Set task 1 »
According to the excerpt on the Ford government and the environment, how many seats did the Liberals, NDP, and Greens obtain between them in the September 2021 federal election?

Page excerpt »
The responses of a re-elected Ford government to these kinds of developments remain unknown. The government’s past behaviour does not inspire confidence about its ability to change direction even in the face of obvious policy failures, particularly when dealing with relatively complex issues like the environment and climate change. It has not been a government that sees its role as leading societal transformations in the directions like sustainability and decarbonization.

An important variable will be the behaviour of the federal Liberal government towards its Ontario counterpart. Environmental issues, particularly climate change, appear to poll differently in Ontario when seen by voters from a federal as opposed to provincial perspective. This dynamic was reflected in the relative success of parties favouring climate action in Ontario in the September 2021 federal election, where the Liberals, NDP, and Greens obtained 85 seats between them, versus 37 for the Conservatives.

So far, the legal battle over carbon pricing notwithstanding, the federal government has been relatively accommodating of the Ford government’s behaviour around environmental issues. It has allowed the province an exemption from the federal carbon pricing system for industrial GHG emissions on the basis of a weaker provincial system. It was reluctantly drawn into conducting a federal environmental impact assessment of the 413 Highway project, and declined to conduct a similar review of the Bradford Bypass project. It has been silent so far on the implications of the province’s current increasingly carbon-intense trajectory in the electricity sector despite its commitment to a net-zero national electricity grid by 2035. If the federal government has any serious hope of achieving its GHG emission reduction targets, it is likely to have to take a more assertive approach to dealing with Ontario.

A renewed Ford government may yet surprise on climate change and the environment. There were glimmers of hope in its late-stage interest in ‘greening’ the steel industry, electric vehicle manufacturing, and decarbonizing the electricity sector. But so far there has been no evidence of any underlying strategy connecting these initiatives. Without a wider vision than has been seen so far, the province faces another four lost years for the environment, climate change and the health and safety of its residents.

Set task 2 »
Report every line of the records below that contains the string "kaptainsmedia".

Excerpted data »
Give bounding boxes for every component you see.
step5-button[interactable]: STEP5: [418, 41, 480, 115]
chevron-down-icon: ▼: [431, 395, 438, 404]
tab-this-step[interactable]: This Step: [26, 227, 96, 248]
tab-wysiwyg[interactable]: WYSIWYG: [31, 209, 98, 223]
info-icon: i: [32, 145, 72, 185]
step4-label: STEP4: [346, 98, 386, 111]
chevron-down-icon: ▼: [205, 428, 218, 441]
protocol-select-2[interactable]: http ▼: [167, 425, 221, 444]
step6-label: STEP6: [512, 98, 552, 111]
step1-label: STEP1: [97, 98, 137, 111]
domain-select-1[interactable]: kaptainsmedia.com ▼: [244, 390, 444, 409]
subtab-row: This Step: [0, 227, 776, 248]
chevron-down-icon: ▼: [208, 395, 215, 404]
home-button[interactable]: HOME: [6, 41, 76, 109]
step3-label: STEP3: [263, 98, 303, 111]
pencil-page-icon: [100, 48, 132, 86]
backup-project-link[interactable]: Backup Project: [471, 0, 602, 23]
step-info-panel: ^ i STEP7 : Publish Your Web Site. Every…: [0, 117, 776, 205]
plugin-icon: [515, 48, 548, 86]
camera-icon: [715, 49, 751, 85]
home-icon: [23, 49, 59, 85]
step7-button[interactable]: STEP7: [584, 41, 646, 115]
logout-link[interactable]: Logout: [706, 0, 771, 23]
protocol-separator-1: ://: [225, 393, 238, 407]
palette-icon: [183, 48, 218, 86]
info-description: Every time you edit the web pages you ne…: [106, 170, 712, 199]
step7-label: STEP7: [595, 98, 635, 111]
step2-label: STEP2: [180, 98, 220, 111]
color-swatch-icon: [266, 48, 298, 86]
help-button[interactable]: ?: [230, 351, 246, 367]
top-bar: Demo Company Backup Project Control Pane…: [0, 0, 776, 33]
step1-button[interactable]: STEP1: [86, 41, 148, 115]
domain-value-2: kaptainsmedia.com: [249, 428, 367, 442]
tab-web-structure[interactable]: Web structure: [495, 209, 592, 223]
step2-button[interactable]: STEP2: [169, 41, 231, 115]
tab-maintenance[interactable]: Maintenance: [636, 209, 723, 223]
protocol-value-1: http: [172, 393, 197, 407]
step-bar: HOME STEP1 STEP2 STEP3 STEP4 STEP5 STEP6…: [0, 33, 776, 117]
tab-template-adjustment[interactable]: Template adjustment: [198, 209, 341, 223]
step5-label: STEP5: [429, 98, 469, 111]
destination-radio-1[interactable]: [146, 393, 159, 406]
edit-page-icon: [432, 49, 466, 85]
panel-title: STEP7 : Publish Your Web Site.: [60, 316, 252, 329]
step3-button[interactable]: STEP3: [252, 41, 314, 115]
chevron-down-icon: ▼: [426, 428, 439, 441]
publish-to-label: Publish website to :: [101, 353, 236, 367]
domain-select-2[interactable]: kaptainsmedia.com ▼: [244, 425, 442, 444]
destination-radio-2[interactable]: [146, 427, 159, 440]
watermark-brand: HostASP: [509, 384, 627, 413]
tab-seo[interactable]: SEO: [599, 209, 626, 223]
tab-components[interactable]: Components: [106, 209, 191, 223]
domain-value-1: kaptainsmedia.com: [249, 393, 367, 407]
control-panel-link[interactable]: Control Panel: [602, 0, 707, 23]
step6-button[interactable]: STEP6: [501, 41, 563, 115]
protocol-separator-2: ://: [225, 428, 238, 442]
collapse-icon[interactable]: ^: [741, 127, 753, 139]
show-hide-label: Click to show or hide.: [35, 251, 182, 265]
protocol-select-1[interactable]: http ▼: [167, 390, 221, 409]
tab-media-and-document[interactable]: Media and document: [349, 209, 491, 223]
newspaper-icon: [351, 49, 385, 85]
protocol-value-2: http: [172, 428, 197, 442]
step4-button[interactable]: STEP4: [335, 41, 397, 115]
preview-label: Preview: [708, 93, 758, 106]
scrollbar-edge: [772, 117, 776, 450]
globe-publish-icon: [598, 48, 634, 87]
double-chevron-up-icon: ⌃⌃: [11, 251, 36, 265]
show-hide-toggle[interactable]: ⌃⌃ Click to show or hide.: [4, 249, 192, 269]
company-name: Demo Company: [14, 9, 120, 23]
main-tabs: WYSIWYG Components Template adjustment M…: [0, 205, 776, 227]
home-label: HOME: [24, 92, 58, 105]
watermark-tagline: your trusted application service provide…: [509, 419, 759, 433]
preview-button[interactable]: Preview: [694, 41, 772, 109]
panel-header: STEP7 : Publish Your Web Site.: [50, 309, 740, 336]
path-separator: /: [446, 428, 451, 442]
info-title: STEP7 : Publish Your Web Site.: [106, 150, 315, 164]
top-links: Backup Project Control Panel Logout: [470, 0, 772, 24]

Exercise result 1 »
85 seats.

Exercise result 2 »
domain-select-1[interactable]: kaptainsmedia.com ▼: [244, 390, 444, 409]
domain-value-2: kaptainsmedia.com: [249, 428, 367, 442]
domain-select-2[interactable]: kaptainsmedia.com ▼: [244, 425, 442, 444]
domain-value-1: kaptainsmedia.com: [249, 393, 367, 407]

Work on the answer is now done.